## SELECTED EXTRACT
*-*-*

Gene therapy is arguably the most data-intensive category of biologics the FDA regulates. A single BLA submission for a base editing therapeutic can involve hundreds of assay datasets, manufacturing batch records, stability profiles, and clinical data packages, all of which need to hold together under the scrutiny of a regulatory reviewer who has seen every kind of data manipulation, system misconfiguration, and documentation failure imaginable.
After years of building data integrity programs in this space, here’s what I’ve learned about what FDA actually looks for, versus what most companies prepare for.
The Gap Between Guidance and Reality
FDA’s data integrity guidance (2016, updated 2018) lays out ALCOA+: Attributable, Legible, Contemporaneous, Original, Accurate, plus Complete, Consistent, Enduring, Available. Every quality team in pharma has a slide deck on this.
What the slide deck doesn’t cover is that FDA’s inspectors aren’t walking in looking for ALCOA+ violations. They’re looking for systems that allow manipulation without detection, whether or not manipulation actually occurred.

*-*-*

## RAW DATA

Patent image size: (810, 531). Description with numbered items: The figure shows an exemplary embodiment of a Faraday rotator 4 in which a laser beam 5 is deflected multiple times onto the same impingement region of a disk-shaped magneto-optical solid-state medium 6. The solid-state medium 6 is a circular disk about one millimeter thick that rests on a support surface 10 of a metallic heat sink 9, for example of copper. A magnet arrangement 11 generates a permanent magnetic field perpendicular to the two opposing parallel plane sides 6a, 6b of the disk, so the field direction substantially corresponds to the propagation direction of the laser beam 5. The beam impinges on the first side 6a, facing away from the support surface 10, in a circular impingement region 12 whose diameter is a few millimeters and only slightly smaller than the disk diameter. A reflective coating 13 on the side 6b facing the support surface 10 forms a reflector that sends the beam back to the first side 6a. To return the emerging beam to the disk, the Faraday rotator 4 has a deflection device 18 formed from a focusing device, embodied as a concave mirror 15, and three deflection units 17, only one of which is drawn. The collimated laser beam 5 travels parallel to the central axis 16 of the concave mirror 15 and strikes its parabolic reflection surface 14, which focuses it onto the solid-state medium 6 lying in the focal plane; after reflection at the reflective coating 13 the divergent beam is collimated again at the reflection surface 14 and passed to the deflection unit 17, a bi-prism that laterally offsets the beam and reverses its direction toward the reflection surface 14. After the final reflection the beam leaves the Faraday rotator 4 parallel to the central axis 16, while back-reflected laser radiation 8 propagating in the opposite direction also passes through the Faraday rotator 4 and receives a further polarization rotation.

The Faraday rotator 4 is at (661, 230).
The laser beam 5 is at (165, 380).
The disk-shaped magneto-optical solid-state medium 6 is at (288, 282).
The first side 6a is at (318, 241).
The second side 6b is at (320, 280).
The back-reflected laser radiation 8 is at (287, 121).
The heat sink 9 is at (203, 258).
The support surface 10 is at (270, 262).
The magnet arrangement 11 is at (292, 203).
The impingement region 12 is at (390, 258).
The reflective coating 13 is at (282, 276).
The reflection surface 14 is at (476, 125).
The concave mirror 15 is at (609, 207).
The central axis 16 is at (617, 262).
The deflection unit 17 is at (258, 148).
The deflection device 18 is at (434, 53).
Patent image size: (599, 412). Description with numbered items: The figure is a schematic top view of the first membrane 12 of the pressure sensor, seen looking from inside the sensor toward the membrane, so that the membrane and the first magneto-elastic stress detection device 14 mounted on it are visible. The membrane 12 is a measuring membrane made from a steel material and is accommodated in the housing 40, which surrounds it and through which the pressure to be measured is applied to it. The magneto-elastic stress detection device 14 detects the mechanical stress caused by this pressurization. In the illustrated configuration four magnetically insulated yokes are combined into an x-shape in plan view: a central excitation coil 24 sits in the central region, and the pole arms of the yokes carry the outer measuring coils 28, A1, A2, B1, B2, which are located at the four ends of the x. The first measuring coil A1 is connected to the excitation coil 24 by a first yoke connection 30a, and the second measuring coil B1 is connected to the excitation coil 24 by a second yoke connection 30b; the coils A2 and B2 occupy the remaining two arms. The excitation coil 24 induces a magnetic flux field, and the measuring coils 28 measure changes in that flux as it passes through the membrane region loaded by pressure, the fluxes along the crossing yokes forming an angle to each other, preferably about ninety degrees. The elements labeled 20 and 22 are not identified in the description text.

*-*-*

## QUESTIONS TO ANSWER
[A] Rewrite the paragraph of the gene therapy data integrity text that begins "Gene therapy is arguably the most data-intensive" as a short bulleted list, keeping its main facts.
[B] Carry on with the gene therapy data integrity text, starting right after its final sentence.

## ANSWERS PROVIDED
[A]
- Gene therapy is arguably the most data-intensive category of biologics the FDA regulates.
- One BLA submission for a base editing therapeutic can include hundreds of assay datasets, manufacturing batch records, stability profiles, and clinical data packages.
- All of this data must hold together under a regulatory reviewer who has seen every kind of data manipulation, system misconfiguration, and documentation failure.

[B]
This is a critical distinction. A company can have perfect data, every audit trail clean, every record complete, and still receive a data integrity 483 because their LIMS allows backdating without forcing a reason code, or because their ELN doesn’t timestamp edits at the field level.
The violation isn’t the data. The violation is the control gap.
What Gets You a 483
Based on inspection trends and warning letters, the findings cluster into a few recurring failure modes:
1. Audit trail gaps in computerized systems
Not “audit trails disabled”, inspectors find that immediately. The problem is partial audit trails: systems where the audit trail captures record creation and deletion, but not field-level edits. You can change a value in a spreadsheet, and the audit trail shows “modified” with a timestamp, but not the previous value.
FDA expects the audit trail to be complete enough that any change to raw data can be reconstructed. If it can’t, the system fails 21 CFR Part 11.
2. Shared login credentials
Still happening in 2026. When two analysts share a login “for convenience,” every record they create is unattributable. This doesn’t just fail Part 11, it makes the data scientifically uninterpretable, because you can’t establish who performed what step.
Gene therapy workflows are particularly susceptible because of the number of specialized assays (ddPCR, flow cytometry, potency assays) that run on instrument-specific software with legacy access controls.
3. Data transfer without verification
Raw data exported from an instrument, moved to a network share, imported into a LIMS, at each transfer step, where is the checksum? Where is the verification that the imported values match the exported values? In most organizations, the answer is: the analyst looks at the numbers.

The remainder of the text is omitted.